**GOAL:** Quote every line of the data below as it stands, omitting pictures.

**INPUT DATA:**
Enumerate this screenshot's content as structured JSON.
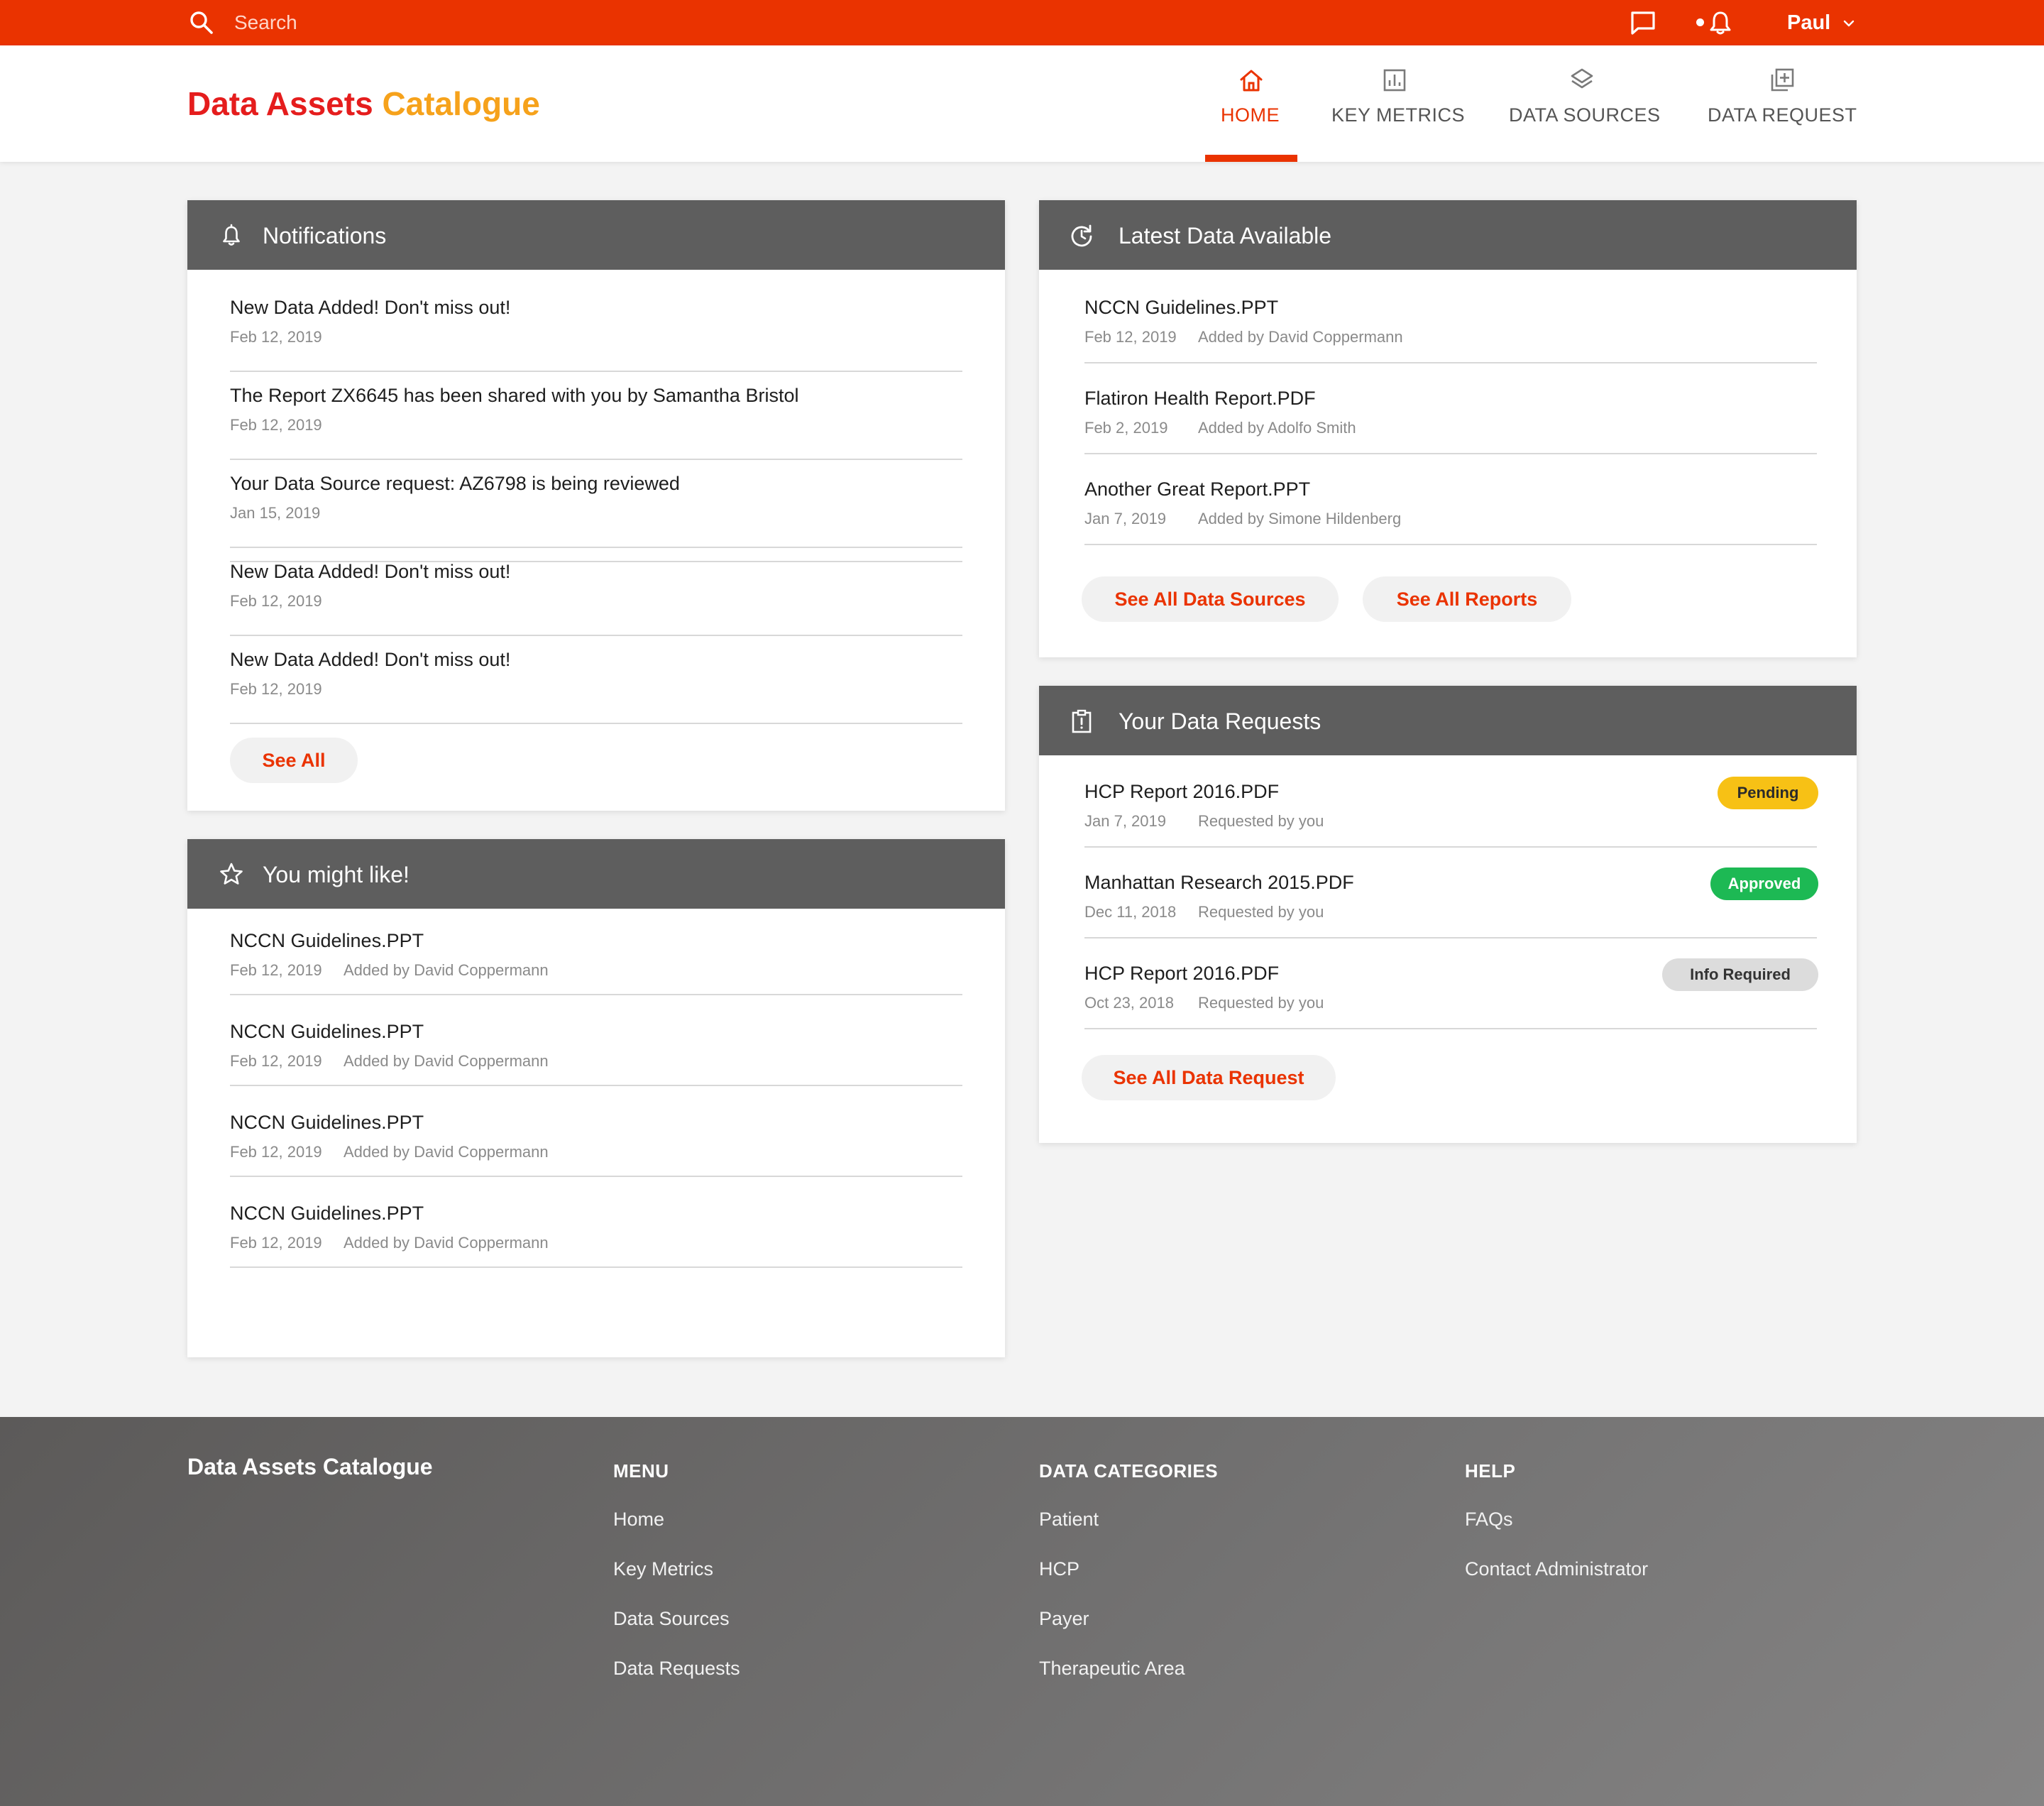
{
  "topbar": {
    "search_placeholder": "Search",
    "user_name": "Paul",
    "accent_color": "#ea3300",
    "icons": [
      "search-icon",
      "chat-icon",
      "bell-icon",
      "chevron-down-icon"
    ]
  },
  "header": {
    "brand_part1": "Data Assets",
    "brand_part2": "Catalogue",
    "brand_colors": [
      "#e51d1d",
      "#f6a21b"
    ],
    "nav": [
      {
        "label": "HOME",
        "icon": "home-icon",
        "active": true
      },
      {
        "label": "KEY METRICS",
        "icon": "bar-chart-icon",
        "active": false
      },
      {
        "label": "DATA SOURCES",
        "icon": "layers-icon",
        "active": false
      },
      {
        "label": "DATA REQUEST",
        "icon": "add-copy-icon",
        "active": false
      }
    ]
  },
  "notifications": {
    "title": "Notifications",
    "items": [
      {
        "text": "New Data Added! Don't miss out!",
        "date": "Feb 12, 2019"
      },
      {
        "text": "The Report ZX6645 has been shared with you by Samantha Bristol",
        "date": "Feb 12, 2019"
      },
      {
        "text": "Your Data Source request: AZ6798 is being reviewed",
        "date": "Jan 15, 2019"
      },
      {
        "text": "New Data Added! Don't miss out!",
        "date": "Feb 12, 2019"
      },
      {
        "text": "New Data Added! Don't miss out!",
        "date": "Feb 12, 2019"
      }
    ],
    "see_all": "See All"
  },
  "recommendations": {
    "title": "You might like!",
    "items": [
      {
        "name": "NCCN Guidelines.PPT",
        "date": "Feb 12, 2019",
        "by": "Added by David Coppermann"
      },
      {
        "name": "NCCN Guidelines.PPT",
        "date": "Feb 12, 2019",
        "by": "Added by David Coppermann"
      },
      {
        "name": "NCCN Guidelines.PPT",
        "date": "Feb 12, 2019",
        "by": "Added by David Coppermann"
      },
      {
        "name": "NCCN Guidelines.PPT",
        "date": "Feb 12, 2019",
        "by": "Added by David Coppermann"
      }
    ]
  },
  "latest": {
    "title": "Latest Data Available",
    "items": [
      {
        "name": "NCCN Guidelines.PPT",
        "date": "Feb 12, 2019",
        "by": "Added by David Coppermann"
      },
      {
        "name": "Flatiron Health Report.PDF",
        "date": "Feb 2, 2019",
        "by": "Added by Adolfo Smith"
      },
      {
        "name": "Another Great Report.PPT",
        "date": "Jan 7, 2019",
        "by": "Added by Simone Hildenberg"
      }
    ],
    "btn_sources": "See All Data Sources",
    "btn_reports": "See All Reports"
  },
  "requests": {
    "title": "Your Data Requests",
    "items": [
      {
        "name": "HCP Report 2016.PDF",
        "date": "Jan 7, 2019",
        "by": "Requested by you",
        "status": "Pending"
      },
      {
        "name": "Manhattan Research 2015.PDF",
        "date": "Dec 11, 2018",
        "by": "Requested by you",
        "status": "Approved"
      },
      {
        "name": "HCP Report 2016.PDF",
        "date": "Oct 23, 2018",
        "by": "Requested by you",
        "status": "Info Required"
      }
    ],
    "status_colors": {
      "Pending": "#f7c115",
      "Approved": "#1db954",
      "Info Required": "#dcdcdc"
    },
    "see_all": "See All Data Request"
  },
  "footer": {
    "brand": "Data Assets Catalogue",
    "columns": [
      {
        "heading": "MENU",
        "links": [
          "Home",
          "Key Metrics",
          "Data Sources",
          "Data Requests"
        ]
      },
      {
        "heading": "DATA CATEGORIES",
        "links": [
          "Patient",
          "HCP",
          "Payer",
          "Therapeutic Area"
        ]
      },
      {
        "heading": "HELP",
        "links": [
          "FAQs",
          "Contact Administrator"
        ]
      }
    ]
  }
}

**REPLY:**
Enumerate this screenshot's content as structured JSON.
{
  "topbar": {
    "search_placeholder": "Search",
    "user_name": "Paul",
    "accent_color": "#ea3300",
    "icons": [
      "search-icon",
      "chat-icon",
      "bell-icon",
      "chevron-down-icon"
    ]
  },
  "header": {
    "brand_part1": "Data Assets",
    "brand_part2": "Catalogue",
    "brand_colors": [
      "#e51d1d",
      "#f6a21b"
    ],
    "nav": [
      {
        "label": "HOME",
        "icon": "home-icon",
        "active": true
      },
      {
        "label": "KEY METRICS",
        "icon": "bar-chart-icon",
        "active": false
      },
      {
        "label": "DATA SOURCES",
        "icon": "layers-icon",
        "active": false
      },
      {
        "label": "DATA REQUEST",
        "icon": "add-copy-icon",
        "active": false
      }
    ]
  },
  "notifications": {
    "title": "Notifications",
    "items": [
      {
        "text": "New Data Added! Don't miss out!",
        "date": "Feb 12, 2019"
      },
      {
        "text": "The Report ZX6645 has been shared with you by Samantha Bristol",
        "date": "Feb 12, 2019"
      },
      {
        "text": "Your Data Source request: AZ6798 is being reviewed",
        "date": "Jan 15, 2019"
      },
      {
        "text": "New Data Added! Don't miss out!",
        "date": "Feb 12, 2019"
      },
      {
        "text": "New Data Added! Don't miss out!",
        "date": "Feb 12, 2019"
      }
    ],
    "see_all": "See All"
  },
  "recommendations": {
    "title": "You might like!",
    "items": [
      {
        "name": "NCCN Guidelines.PPT",
        "date": "Feb 12, 2019",
        "by": "Added by David Coppermann"
      },
      {
        "name": "NCCN Guidelines.PPT",
        "date": "Feb 12, 2019",
        "by": "Added by David Coppermann"
      },
      {
        "name": "NCCN Guidelines.PPT",
        "date": "Feb 12, 2019",
        "by": "Added by David Coppermann"
      },
      {
        "name": "NCCN Guidelines.PPT",
        "date": "Feb 12, 2019",
        "by": "Added by David Coppermann"
      }
    ]
  },
  "latest": {
    "title": "Latest Data Available",
    "items": [
      {
        "name": "NCCN Guidelines.PPT",
        "date": "Feb 12, 2019",
        "by": "Added by David Coppermann"
      },
      {
        "name": "Flatiron Health Report.PDF",
        "date": "Feb 2, 2019",
        "by": "Added by Adolfo Smith"
      },
      {
        "name": "Another Great Report.PPT",
        "date": "Jan 7, 2019",
        "by": "Added by Simone Hildenberg"
      }
    ],
    "btn_sources": "See All Data Sources",
    "btn_reports": "See All Reports"
  },
  "requests": {
    "title": "Your Data Requests",
    "items": [
      {
        "name": "HCP Report 2016.PDF",
        "date": "Jan 7, 2019",
        "by": "Requested by you",
        "status": "Pending"
      },
      {
        "name": "Manhattan Research 2015.PDF",
        "date": "Dec 11, 2018",
        "by": "Requested by you",
        "status": "Approved"
      },
      {
        "name": "HCP Report 2016.PDF",
        "date": "Oct 23, 2018",
        "by": "Requested by you",
        "status": "Info Required"
      }
    ],
    "status_colors": {
      "Pending": "#f7c115",
      "Approved": "#1db954",
      "Info Required": "#dcdcdc"
    },
    "see_all": "See All Data Request"
  },
  "footer": {
    "brand": "Data Assets Catalogue",
    "columns": [
      {
        "heading": "MENU",
        "links": [
          "Home",
          "Key Metrics",
          "Data Sources",
          "Data Requests"
        ]
      },
      {
        "heading": "DATA CATEGORIES",
        "links": [
          "Patient",
          "HCP",
          "Payer",
          "Therapeutic Area"
        ]
      },
      {
        "heading": "HELP",
        "links": [
          "FAQs",
          "Contact Administrator"
        ]
      }
    ]
  }
}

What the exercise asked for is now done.